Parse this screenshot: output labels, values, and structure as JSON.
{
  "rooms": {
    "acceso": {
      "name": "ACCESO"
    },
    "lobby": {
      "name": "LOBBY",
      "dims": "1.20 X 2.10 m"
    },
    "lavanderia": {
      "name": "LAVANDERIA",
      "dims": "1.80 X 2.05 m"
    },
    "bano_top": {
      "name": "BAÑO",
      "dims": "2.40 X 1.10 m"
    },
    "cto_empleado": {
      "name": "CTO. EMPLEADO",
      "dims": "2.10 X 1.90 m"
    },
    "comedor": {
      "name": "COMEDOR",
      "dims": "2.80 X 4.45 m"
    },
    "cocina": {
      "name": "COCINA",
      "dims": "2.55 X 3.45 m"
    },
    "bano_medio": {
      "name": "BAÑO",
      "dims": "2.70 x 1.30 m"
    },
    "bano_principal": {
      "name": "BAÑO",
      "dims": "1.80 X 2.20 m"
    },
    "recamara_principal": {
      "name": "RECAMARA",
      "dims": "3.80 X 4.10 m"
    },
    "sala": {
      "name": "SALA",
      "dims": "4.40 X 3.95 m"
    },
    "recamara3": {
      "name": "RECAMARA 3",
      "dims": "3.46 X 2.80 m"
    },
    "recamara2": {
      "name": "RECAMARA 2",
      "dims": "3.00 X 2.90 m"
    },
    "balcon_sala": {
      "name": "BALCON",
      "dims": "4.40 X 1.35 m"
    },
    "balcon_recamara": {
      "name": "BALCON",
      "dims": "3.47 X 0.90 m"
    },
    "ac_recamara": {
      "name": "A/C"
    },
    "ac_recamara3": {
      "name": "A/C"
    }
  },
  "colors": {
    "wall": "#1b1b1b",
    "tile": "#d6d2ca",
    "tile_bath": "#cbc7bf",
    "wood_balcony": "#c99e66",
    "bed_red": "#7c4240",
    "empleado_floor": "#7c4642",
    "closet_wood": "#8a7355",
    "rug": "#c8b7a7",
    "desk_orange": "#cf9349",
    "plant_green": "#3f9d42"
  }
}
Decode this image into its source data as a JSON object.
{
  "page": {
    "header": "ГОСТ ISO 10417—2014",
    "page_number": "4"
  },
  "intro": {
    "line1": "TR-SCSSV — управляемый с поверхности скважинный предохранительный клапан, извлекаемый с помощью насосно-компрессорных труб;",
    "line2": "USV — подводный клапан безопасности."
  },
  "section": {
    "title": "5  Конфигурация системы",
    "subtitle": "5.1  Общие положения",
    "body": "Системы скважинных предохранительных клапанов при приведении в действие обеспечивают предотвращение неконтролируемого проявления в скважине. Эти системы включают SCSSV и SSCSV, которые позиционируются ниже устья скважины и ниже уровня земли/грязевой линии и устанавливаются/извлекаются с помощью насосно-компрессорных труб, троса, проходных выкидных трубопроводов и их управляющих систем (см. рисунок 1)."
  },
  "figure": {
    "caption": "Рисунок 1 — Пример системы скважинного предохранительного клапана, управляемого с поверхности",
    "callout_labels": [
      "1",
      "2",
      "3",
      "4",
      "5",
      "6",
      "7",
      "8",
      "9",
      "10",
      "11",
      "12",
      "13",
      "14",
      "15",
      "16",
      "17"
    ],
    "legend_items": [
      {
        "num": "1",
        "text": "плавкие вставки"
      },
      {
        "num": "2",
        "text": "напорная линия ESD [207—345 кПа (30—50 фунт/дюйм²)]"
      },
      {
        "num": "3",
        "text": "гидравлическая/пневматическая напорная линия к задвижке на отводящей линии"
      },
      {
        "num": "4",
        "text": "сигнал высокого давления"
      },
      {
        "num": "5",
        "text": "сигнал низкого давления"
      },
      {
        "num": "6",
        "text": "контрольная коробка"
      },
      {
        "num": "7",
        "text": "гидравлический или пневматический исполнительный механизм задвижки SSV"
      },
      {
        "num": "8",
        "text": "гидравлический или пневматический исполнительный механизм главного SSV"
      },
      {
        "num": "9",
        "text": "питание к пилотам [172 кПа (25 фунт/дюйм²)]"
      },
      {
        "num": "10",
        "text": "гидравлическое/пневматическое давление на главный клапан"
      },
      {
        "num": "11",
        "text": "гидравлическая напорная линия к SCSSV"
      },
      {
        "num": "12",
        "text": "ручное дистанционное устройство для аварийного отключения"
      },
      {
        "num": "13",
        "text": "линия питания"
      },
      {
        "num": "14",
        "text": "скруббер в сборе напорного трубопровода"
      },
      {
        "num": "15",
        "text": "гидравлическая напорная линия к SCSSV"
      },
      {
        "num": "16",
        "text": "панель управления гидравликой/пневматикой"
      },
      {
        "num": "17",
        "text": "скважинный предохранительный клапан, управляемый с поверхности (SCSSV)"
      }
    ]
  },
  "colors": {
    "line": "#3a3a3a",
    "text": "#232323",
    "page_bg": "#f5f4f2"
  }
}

# What the task asks:
Scan the material above for the string "системы" and return the lines that hold it.

# Correct output:
    "title": "5  Конфигурация системы",
    "body": "Системы скважинных предохранительных клапанов при приведении в действие обеспечивают предотвращение неконтролируемого проявления в скважине. Эти системы включают SCSSV и SSCSV, которые позиционируются ниже устья скважины и ниже уровня земли/грязевой линии и устанавливаются/извлекаются с помощью насосно-компрессорных труб, троса, проходных выкидных трубопроводов и их управляющих систем (см. рисунок 1)."
    "caption": "Рисунок 1 — Пример системы скважинного предохранительного клапана, управляемого с поверхности",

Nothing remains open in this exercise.